### What the exercise asks:
All of the records below should be output exactly.

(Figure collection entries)
----------------

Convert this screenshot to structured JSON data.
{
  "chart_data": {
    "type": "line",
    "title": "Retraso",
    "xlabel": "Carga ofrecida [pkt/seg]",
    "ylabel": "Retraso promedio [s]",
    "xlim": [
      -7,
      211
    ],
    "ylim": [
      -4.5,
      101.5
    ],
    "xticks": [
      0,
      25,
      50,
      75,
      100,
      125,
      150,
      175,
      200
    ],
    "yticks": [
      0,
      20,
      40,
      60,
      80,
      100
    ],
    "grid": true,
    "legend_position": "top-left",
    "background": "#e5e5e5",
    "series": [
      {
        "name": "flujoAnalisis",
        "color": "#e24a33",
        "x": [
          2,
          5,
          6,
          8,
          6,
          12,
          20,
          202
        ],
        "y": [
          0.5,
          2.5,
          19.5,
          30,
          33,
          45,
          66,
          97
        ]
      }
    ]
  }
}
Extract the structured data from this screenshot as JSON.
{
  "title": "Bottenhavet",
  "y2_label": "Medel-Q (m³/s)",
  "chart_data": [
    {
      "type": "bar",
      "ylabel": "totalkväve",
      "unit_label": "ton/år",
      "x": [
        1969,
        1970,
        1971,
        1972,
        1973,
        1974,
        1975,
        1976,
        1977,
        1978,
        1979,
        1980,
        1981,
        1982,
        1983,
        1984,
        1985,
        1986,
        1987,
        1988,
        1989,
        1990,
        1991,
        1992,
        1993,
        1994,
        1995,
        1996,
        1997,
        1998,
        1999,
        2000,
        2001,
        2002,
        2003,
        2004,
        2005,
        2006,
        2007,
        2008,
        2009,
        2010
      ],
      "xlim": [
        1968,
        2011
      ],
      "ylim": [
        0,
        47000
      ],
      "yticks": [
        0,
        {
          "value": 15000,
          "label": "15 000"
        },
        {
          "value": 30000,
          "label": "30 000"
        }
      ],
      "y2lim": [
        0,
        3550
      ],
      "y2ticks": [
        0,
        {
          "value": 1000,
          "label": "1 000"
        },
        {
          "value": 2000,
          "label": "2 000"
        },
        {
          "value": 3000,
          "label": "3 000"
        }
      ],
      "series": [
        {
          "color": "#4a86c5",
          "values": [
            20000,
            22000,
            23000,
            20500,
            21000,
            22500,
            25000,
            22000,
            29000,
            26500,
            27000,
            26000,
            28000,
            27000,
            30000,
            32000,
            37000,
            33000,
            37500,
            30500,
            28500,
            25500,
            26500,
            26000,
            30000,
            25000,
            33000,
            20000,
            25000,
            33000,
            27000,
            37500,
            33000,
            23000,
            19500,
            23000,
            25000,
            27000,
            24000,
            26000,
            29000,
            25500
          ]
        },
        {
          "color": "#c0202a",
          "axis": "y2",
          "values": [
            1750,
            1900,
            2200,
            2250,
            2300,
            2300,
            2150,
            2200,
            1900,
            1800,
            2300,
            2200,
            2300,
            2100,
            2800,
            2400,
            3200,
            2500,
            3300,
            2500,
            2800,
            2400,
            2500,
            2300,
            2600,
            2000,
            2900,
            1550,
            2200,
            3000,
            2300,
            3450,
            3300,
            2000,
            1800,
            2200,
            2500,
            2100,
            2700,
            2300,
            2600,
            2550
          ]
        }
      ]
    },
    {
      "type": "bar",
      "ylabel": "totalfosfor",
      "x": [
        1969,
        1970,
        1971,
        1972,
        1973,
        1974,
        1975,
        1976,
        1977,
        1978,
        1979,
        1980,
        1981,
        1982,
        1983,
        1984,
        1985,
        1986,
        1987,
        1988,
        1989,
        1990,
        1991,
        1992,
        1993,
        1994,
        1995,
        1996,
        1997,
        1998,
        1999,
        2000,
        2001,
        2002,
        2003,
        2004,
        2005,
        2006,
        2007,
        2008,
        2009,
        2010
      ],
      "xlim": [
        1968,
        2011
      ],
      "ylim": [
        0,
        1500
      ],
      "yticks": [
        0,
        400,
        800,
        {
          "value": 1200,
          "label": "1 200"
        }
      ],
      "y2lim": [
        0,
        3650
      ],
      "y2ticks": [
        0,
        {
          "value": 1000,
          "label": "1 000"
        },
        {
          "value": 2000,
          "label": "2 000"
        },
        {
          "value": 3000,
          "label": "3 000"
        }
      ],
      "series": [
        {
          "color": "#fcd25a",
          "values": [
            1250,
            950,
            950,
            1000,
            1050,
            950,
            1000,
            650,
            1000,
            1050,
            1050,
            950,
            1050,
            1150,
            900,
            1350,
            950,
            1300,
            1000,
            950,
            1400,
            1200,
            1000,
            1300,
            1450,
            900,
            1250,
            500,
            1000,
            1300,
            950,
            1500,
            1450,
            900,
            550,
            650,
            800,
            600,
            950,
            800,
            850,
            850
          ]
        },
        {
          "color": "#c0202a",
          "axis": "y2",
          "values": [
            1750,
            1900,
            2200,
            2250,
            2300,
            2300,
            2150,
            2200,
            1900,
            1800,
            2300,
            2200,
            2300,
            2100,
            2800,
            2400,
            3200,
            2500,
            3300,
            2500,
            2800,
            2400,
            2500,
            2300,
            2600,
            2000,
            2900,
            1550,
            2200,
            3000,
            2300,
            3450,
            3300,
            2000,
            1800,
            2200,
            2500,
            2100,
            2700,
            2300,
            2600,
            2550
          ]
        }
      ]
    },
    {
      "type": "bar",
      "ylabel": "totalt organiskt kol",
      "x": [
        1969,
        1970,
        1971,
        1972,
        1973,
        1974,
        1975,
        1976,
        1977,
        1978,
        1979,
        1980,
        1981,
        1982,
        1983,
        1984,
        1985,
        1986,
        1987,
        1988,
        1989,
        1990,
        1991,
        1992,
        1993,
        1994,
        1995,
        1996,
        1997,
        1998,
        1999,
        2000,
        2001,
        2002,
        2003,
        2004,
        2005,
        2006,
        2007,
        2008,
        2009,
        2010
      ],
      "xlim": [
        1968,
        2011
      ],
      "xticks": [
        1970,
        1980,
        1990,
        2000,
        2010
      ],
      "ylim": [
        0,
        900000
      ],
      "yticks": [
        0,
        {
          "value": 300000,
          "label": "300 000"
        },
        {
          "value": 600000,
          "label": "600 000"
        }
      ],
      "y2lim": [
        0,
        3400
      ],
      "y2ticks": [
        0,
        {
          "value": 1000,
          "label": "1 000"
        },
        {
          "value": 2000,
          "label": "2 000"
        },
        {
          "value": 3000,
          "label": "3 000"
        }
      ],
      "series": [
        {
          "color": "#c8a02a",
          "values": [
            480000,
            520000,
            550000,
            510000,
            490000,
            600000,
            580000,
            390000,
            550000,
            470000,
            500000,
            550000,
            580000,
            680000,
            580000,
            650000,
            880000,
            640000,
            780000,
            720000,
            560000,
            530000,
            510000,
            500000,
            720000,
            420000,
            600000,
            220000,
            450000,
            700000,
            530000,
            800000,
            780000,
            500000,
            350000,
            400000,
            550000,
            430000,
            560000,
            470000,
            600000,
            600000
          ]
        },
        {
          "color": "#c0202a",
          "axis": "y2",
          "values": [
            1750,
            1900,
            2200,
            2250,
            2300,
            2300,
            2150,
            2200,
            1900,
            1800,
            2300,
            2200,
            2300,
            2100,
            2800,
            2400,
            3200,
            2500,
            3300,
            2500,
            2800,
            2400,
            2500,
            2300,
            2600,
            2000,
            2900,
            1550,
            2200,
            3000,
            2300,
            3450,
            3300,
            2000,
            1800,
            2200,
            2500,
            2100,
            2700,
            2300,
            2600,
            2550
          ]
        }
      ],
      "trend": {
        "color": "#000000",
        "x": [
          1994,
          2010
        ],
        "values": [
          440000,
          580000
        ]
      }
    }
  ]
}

----------------

### Task response:
Convert this screenshot to structured JSON data.
{
  "chart_data": {
    "type": "line",
    "title": "Retraso",
    "xlabel": "Carga ofrecida [pkt/seg]",
    "ylabel": "Retraso promedio [s]",
    "xlim": [
      -7,
      211
    ],
    "ylim": [
      -4.5,
      101.5
    ],
    "xticks": [
      0,
      25,
      50,
      75,
      100,
      125,
      150,
      175,
      200
    ],
    "yticks": [
      0,
      20,
      40,
      60,
      80,
      100
    ],
    "grid": true,
    "legend_position": "top-left",
    "background": "#e5e5e5",
    "series": [
      {
        "name": "flujoAnalisis",
        "color": "#e24a33",
        "x": [
          2,
          5,
          6,
          8,
          6,
          12,
          20,
          202
        ],
        "y": [
          0.5,
          2.5,
          19.5,
          30,
          33,
          45,
          66,
          97
        ]
      }
    ]
  }
}
Extract the structured data from this screenshot as JSON.
{
  "title": "Bottenhavet",
  "y2_label": "Medel-Q (m³/s)",
  "chart_data": [
    {
      "type": "bar",
      "ylabel": "totalkväve",
      "unit_label": "ton/år",
      "x": [
        1969,
        1970,
        1971,
        1972,
        1973,
        1974,
        1975,
        1976,
        1977,
        1978,
        1979,
        1980,
        1981,
        1982,
        1983,
        1984,
        1985,
        1986,
        1987,
        1988,
        1989,
        1990,
        1991,
        1992,
        1993,
        1994,
        1995,
        1996,
        1997,
        1998,
        1999,
        2000,
        2001,
        2002,
        2003,
        2004,
        2005,
        2006,
        2007,
        2008,
        2009,
        2010
      ],
      "xlim": [
        1968,
        2011
      ],
      "ylim": [
        0,
        47000
      ],
      "yticks": [
        0,
        {
          "value": 15000,
          "label": "15 000"
        },
        {
          "value": 30000,
          "label": "30 000"
        }
      ],
      "y2lim": [
        0,
        3550
      ],
      "y2ticks": [
        0,
        {
          "value": 1000,
          "label": "1 000"
        },
        {
          "value": 2000,
          "label": "2 000"
        },
        {
          "value": 3000,
          "label": "3 000"
        }
      ],
      "series": [
        {
          "color": "#4a86c5",
          "values": [
            20000,
            22000,
            23000,
            20500,
            21000,
            22500,
            25000,
            22000,
            29000,
            26500,
            27000,
            26000,
            28000,
            27000,
            30000,
            32000,
            37000,
            33000,
            37500,
            30500,
            28500,
            25500,
            26500,
            26000,
            30000,
            25000,
            33000,
            20000,
            25000,
            33000,
            27000,
            37500,
            33000,
            23000,
            19500,
            23000,
            25000,
            27000,
            24000,
            26000,
            29000,
            25500
          ]
        },
        {
          "color": "#c0202a",
          "axis": "y2",
          "values": [
            1750,
            1900,
            2200,
            2250,
            2300,
            2300,
            2150,
            2200,
            1900,
            1800,
            2300,
            2200,
            2300,
            2100,
            2800,
            2400,
            3200,
            2500,
            3300,
            2500,
            2800,
            2400,
            2500,
            2300,
            2600,
            2000,
            2900,
            1550,
            2200,
            3000,
            2300,
            3450,
            3300,
            2000,
            1800,
            2200,
            2500,
            2100,
            2700,
            2300,
            2600,
            2550
          ]
        }
      ]
    },
    {
      "type": "bar",
      "ylabel": "totalfosfor",
      "x": [
        1969,
        1970,
        1971,
        1972,
        1973,
        1974,
        1975,
        1976,
        1977,
        1978,
        1979,
        1980,
        1981,
        1982,
        1983,
        1984,
        1985,
        1986,
        1987,
        1988,
        1989,
        1990,
        1991,
        1992,
        1993,
        1994,
        1995,
        1996,
        1997,
        1998,
        1999,
        2000,
        2001,
        2002,
        2003,
        2004,
        2005,
        2006,
        2007,
        2008,
        2009,
        2010
      ],
      "xlim": [
        1968,
        2011
      ],
      "ylim": [
        0,
        1500
      ],
      "yticks": [
        0,
        400,
        800,
        {
          "value": 1200,
          "label": "1 200"
        }
      ],
      "y2lim": [
        0,
        3650
      ],
      "y2ticks": [
        0,
        {
          "value": 1000,
          "label": "1 000"
        },
        {
          "value": 2000,
          "label": "2 000"
        },
        {
          "value": 3000,
          "label": "3 000"
        }
      ],
      "series": [
        {
          "color": "#fcd25a",
          "values": [
            1250,
            950,
            950,
            1000,
            1050,
            950,
            1000,
            650,
            1000,
            1050,
            1050,
            950,
            1050,
            1150,
            900,
            1350,
            950,
            1300,
            1000,
            950,
            1400,
            1200,
            1000,
            1300,
            1450,
            900,
            1250,
            500,
            1000,
            1300,
            950,
            1500,
            1450,
            900,
            550,
            650,
            800,
            600,
            950,
            800,
            850,
            850
          ]
        },
        {
          "color": "#c0202a",
          "axis": "y2",
          "values": [
            1750,
            1900,
            2200,
            2250,
            2300,
            2300,
            2150,
            2200,
            1900,
            1800,
            2300,
            2200,
            2300,
            2100,
            2800,
            2400,
            3200,
            2500,
            3300,
            2500,
            2800,
            2400,
            2500,
            2300,
            2600,
            2000,
            2900,
            1550,
            2200,
            3000,
            2300,
            3450,
            3300,
            2000,
            1800,
            2200,
            2500,
            2100,
            2700,
            2300,
            2600,
            2550
          ]
        }
      ]
    },
    {
      "type": "bar",
      "ylabel": "totalt organiskt kol",
      "x": [
        1969,
        1970,
        1971,
        1972,
        1973,
        1974,
        1975,
        1976,
        1977,
        1978,
        1979,
        1980,
        1981,
        1982,
        1983,
        1984,
        1985,
        1986,
        1987,
        1988,
        1989,
        1990,
        1991,
        1992,
        1993,
        1994,
        1995,
        1996,
        1997,
        1998,
        1999,
        2000,
        2001,
        2002,
        2003,
        2004,
        2005,
        2006,
        2007,
        2008,
        2009,
        2010
      ],
      "xlim": [
        1968,
        2011
      ],
      "xticks": [
        1970,
        1980,
        1990,
        2000,
        2010
      ],
      "ylim": [
        0,
        900000
      ],
      "yticks": [
        0,
        {
          "value": 300000,
          "label": "300 000"
        },
        {
          "value": 600000,
          "label": "600 000"
        }
      ],
      "y2lim": [
        0,
        3400
      ],
      "y2ticks": [
        0,
        {
          "value": 1000,
          "label": "1 000"
        },
        {
          "value": 2000,
          "label": "2 000"
        },
        {
          "value": 3000,
          "label": "3 000"
        }
      ],
      "series": [
        {
          "color": "#c8a02a",
          "values": [
            480000,
            520000,
            550000,
            510000,
            490000,
            600000,
            580000,
            390000,
            550000,
            470000,
            500000,
            550000,
            580000,
            680000,
            580000,
            650000,
            880000,
            640000,
            780000,
            720000,
            560000,
            530000,
            510000,
            500000,
            720000,
            420000,
            600000,
            220000,
            450000,
            700000,
            530000,
            800000,
            780000,
            500000,
            350000,
            400000,
            550000,
            430000,
            560000,
            470000,
            600000,
            600000
          ]
        },
        {
          "color": "#c0202a",
          "axis": "y2",
          "values": [
            1750,
            1900,
            2200,
            2250,
            2300,
            2300,
            2150,
            2200,
            1900,
            1800,
            2300,
            2200,
            2300,
            2100,
            2800,
            2400,
            3200,
            2500,
            3300,
            2500,
            2800,
            2400,
            2500,
            2300,
            2600,
            2000,
            2900,
            1550,
            2200,
            3000,
            2300,
            3450,
            3300,
            2000,
            1800,
            2200,
            2500,
            2100,
            2700,
            2300,
            2600,
            2550
          ]
        }
      ],
      "trend": {
        "color": "#000000",
        "x": [
          1994,
          2010
        ],
        "values": [
          440000,
          580000
        ]
      }
    }
  ]
}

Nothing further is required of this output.